Find the word "информационно" in the listing; pull out each line holding it.

=== Records for this exercise ===
+-------+
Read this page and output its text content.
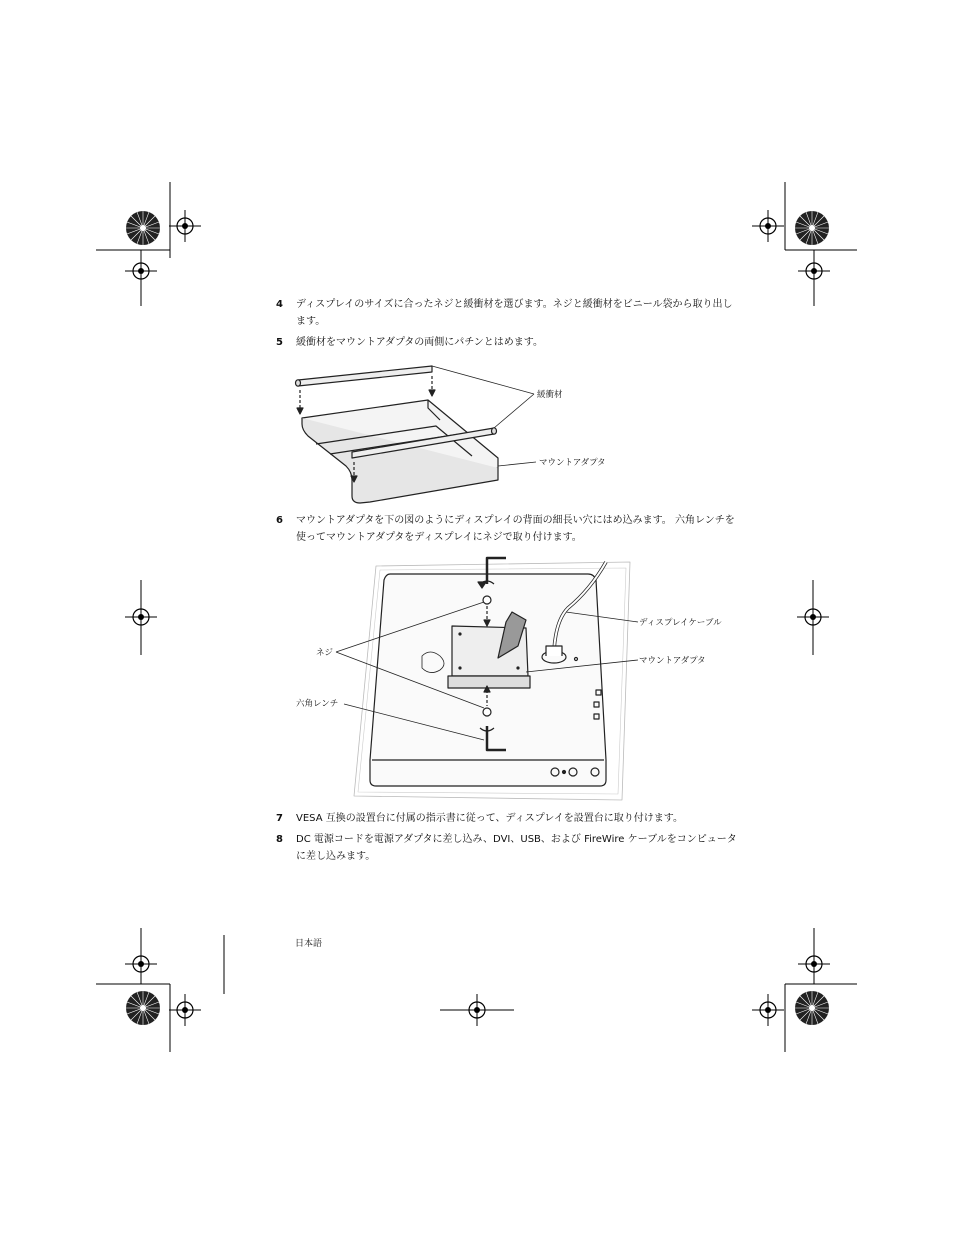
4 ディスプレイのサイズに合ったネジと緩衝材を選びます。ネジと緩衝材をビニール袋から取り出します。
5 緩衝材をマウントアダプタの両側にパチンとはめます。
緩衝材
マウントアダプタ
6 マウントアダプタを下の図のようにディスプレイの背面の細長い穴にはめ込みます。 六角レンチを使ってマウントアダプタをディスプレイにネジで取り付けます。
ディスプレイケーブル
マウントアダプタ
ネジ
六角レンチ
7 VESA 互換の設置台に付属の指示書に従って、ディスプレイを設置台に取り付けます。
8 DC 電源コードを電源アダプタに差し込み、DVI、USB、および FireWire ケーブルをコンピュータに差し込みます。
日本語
+-------+
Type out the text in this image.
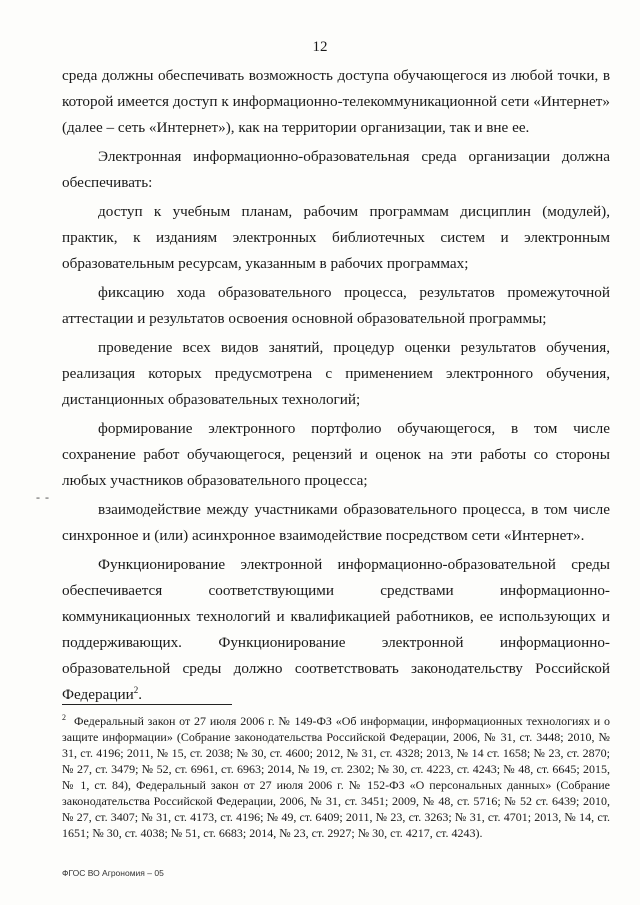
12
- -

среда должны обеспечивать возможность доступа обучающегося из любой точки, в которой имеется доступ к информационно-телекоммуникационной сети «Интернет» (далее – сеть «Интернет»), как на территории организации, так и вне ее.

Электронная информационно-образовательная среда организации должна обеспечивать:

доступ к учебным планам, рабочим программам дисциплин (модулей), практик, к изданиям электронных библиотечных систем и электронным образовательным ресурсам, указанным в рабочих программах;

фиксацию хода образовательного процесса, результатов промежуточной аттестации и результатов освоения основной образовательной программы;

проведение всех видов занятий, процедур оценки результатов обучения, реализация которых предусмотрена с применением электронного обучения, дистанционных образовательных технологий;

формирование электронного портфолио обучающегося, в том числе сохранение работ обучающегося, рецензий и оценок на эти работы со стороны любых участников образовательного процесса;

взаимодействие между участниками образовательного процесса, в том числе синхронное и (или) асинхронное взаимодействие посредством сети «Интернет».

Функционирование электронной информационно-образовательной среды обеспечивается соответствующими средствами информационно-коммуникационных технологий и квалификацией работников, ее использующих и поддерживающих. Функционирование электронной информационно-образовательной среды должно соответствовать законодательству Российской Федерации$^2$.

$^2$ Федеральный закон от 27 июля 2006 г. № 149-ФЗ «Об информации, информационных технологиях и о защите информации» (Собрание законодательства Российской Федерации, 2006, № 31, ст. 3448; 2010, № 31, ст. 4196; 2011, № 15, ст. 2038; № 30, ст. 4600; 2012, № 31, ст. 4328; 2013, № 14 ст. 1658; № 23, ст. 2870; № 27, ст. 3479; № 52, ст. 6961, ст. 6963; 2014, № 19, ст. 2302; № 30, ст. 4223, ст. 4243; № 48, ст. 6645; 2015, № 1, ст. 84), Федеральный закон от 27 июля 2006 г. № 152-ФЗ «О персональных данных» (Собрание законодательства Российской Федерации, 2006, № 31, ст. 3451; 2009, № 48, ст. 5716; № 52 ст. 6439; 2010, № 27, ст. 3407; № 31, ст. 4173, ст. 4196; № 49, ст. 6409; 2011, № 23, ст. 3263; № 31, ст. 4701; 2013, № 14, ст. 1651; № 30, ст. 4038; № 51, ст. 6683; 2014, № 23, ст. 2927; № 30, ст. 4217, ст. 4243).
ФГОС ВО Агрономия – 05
+-------+
=== Task output ===
среда должны обеспечивать возможность доступа обучающегося из любой точки, в которой имеется доступ к информационно-телекоммуникационной сети «Интернет» (далее – сеть «Интернет»), как на территории организации, так и вне ее.
Электронная информационно-образовательная среда организации должна обеспечивать:
Функционирование электронной информационно-образовательной среды обеспечивается соответствующими средствами информационно-коммуникационных технологий и квалификацией работников, ее использующих и поддерживающих. Функционирование электронной информационно-образовательной среды должно соответствовать законодательству Российской Федерации$^2$.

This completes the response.